**YOUR INSTRUCTIONS:**
Will you quote all of the entries, word for word?

----------

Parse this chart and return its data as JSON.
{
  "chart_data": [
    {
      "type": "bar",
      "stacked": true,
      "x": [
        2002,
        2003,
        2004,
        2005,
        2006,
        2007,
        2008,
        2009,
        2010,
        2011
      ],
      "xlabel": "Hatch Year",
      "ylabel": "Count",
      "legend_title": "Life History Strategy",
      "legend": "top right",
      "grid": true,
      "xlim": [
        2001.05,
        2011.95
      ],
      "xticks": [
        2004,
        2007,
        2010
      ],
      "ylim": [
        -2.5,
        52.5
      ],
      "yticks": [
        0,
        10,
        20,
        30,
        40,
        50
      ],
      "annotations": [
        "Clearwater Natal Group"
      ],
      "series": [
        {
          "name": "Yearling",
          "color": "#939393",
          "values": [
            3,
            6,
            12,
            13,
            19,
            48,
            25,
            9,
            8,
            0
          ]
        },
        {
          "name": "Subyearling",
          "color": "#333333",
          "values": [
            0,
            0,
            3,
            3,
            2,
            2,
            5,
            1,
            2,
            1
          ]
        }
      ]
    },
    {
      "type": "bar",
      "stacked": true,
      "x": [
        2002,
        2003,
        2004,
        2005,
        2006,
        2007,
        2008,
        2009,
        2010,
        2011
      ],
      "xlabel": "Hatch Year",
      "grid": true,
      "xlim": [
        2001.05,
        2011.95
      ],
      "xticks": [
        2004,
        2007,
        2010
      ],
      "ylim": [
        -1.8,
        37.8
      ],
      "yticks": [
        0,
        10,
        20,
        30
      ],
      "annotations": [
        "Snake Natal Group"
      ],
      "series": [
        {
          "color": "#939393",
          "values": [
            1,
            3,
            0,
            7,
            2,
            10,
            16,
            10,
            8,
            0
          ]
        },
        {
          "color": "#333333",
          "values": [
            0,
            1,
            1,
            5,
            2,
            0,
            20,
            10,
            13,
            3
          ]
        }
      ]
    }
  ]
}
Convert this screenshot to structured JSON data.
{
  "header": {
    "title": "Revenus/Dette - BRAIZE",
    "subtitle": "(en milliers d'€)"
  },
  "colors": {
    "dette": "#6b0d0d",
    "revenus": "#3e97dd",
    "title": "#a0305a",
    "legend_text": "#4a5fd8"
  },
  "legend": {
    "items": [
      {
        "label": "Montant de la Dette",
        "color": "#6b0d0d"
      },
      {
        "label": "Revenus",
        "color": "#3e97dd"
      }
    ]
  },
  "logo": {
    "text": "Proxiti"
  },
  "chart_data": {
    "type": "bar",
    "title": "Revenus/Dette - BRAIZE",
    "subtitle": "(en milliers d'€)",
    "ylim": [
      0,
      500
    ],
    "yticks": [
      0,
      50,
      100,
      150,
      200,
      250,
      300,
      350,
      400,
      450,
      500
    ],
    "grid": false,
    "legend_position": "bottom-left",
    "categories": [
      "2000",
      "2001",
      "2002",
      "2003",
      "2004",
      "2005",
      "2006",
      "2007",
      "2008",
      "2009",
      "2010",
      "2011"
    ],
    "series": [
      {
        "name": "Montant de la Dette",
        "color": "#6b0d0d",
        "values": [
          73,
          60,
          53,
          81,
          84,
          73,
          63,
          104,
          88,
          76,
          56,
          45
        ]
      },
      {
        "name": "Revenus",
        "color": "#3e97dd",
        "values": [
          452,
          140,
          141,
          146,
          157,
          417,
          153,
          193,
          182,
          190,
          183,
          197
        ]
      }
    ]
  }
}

----------

**RIGHT ANSWER:**
Parse this chart and return its data as JSON.
{
  "chart_data": [
    {
      "type": "bar",
      "stacked": true,
      "x": [
        2002,
        2003,
        2004,
        2005,
        2006,
        2007,
        2008,
        2009,
        2010,
        2011
      ],
      "xlabel": "Hatch Year",
      "ylabel": "Count",
      "legend_title": "Life History Strategy",
      "legend": "top right",
      "grid": true,
      "xlim": [
        2001.05,
        2011.95
      ],
      "xticks": [
        2004,
        2007,
        2010
      ],
      "ylim": [
        -2.5,
        52.5
      ],
      "yticks": [
        0,
        10,
        20,
        30,
        40,
        50
      ],
      "annotations": [
        "Clearwater Natal Group"
      ],
      "series": [
        {
          "name": "Yearling",
          "color": "#939393",
          "values": [
            3,
            6,
            12,
            13,
            19,
            48,
            25,
            9,
            8,
            0
          ]
        },
        {
          "name": "Subyearling",
          "color": "#333333",
          "values": [
            0,
            0,
            3,
            3,
            2,
            2,
            5,
            1,
            2,
            1
          ]
        }
      ]
    },
    {
      "type": "bar",
      "stacked": true,
      "x": [
        2002,
        2003,
        2004,
        2005,
        2006,
        2007,
        2008,
        2009,
        2010,
        2011
      ],
      "xlabel": "Hatch Year",
      "grid": true,
      "xlim": [
        2001.05,
        2011.95
      ],
      "xticks": [
        2004,
        2007,
        2010
      ],
      "ylim": [
        -1.8,
        37.8
      ],
      "yticks": [
        0,
        10,
        20,
        30
      ],
      "annotations": [
        "Snake Natal Group"
      ],
      "series": [
        {
          "color": "#939393",
          "values": [
            1,
            3,
            0,
            7,
            2,
            10,
            16,
            10,
            8,
            0
          ]
        },
        {
          "color": "#333333",
          "values": [
            0,
            1,
            1,
            5,
            2,
            0,
            20,
            10,
            13,
            3
          ]
        }
      ]
    }
  ]
}
Convert this screenshot to structured JSON data.
{
  "header": {
    "title": "Revenus/Dette - BRAIZE",
    "subtitle": "(en milliers d'€)"
  },
  "colors": {
    "dette": "#6b0d0d",
    "revenus": "#3e97dd",
    "title": "#a0305a",
    "legend_text": "#4a5fd8"
  },
  "legend": {
    "items": [
      {
        "label": "Montant de la Dette",
        "color": "#6b0d0d"
      },
      {
        "label": "Revenus",
        "color": "#3e97dd"
      }
    ]
  },
  "logo": {
    "text": "Proxiti"
  },
  "chart_data": {
    "type": "bar",
    "title": "Revenus/Dette - BRAIZE",
    "subtitle": "(en milliers d'€)",
    "ylim": [
      0,
      500
    ],
    "yticks": [
      0,
      50,
      100,
      150,
      200,
      250,
      300,
      350,
      400,
      450,
      500
    ],
    "grid": false,
    "legend_position": "bottom-left",
    "categories": [
      "2000",
      "2001",
      "2002",
      "2003",
      "2004",
      "2005",
      "2006",
      "2007",
      "2008",
      "2009",
      "2010",
      "2011"
    ],
    "series": [
      {
        "name": "Montant de la Dette",
        "color": "#6b0d0d",
        "values": [
          73,
          60,
          53,
          81,
          84,
          73,
          63,
          104,
          88,
          76,
          56,
          45
        ]
      },
      {
        "name": "Revenus",
        "color": "#3e97dd",
        "values": [
          452,
          140,
          141,
          146,
          157,
          417,
          153,
          193,
          182,
          190,
          183,
          197
        ]
      }
    ]
  }
}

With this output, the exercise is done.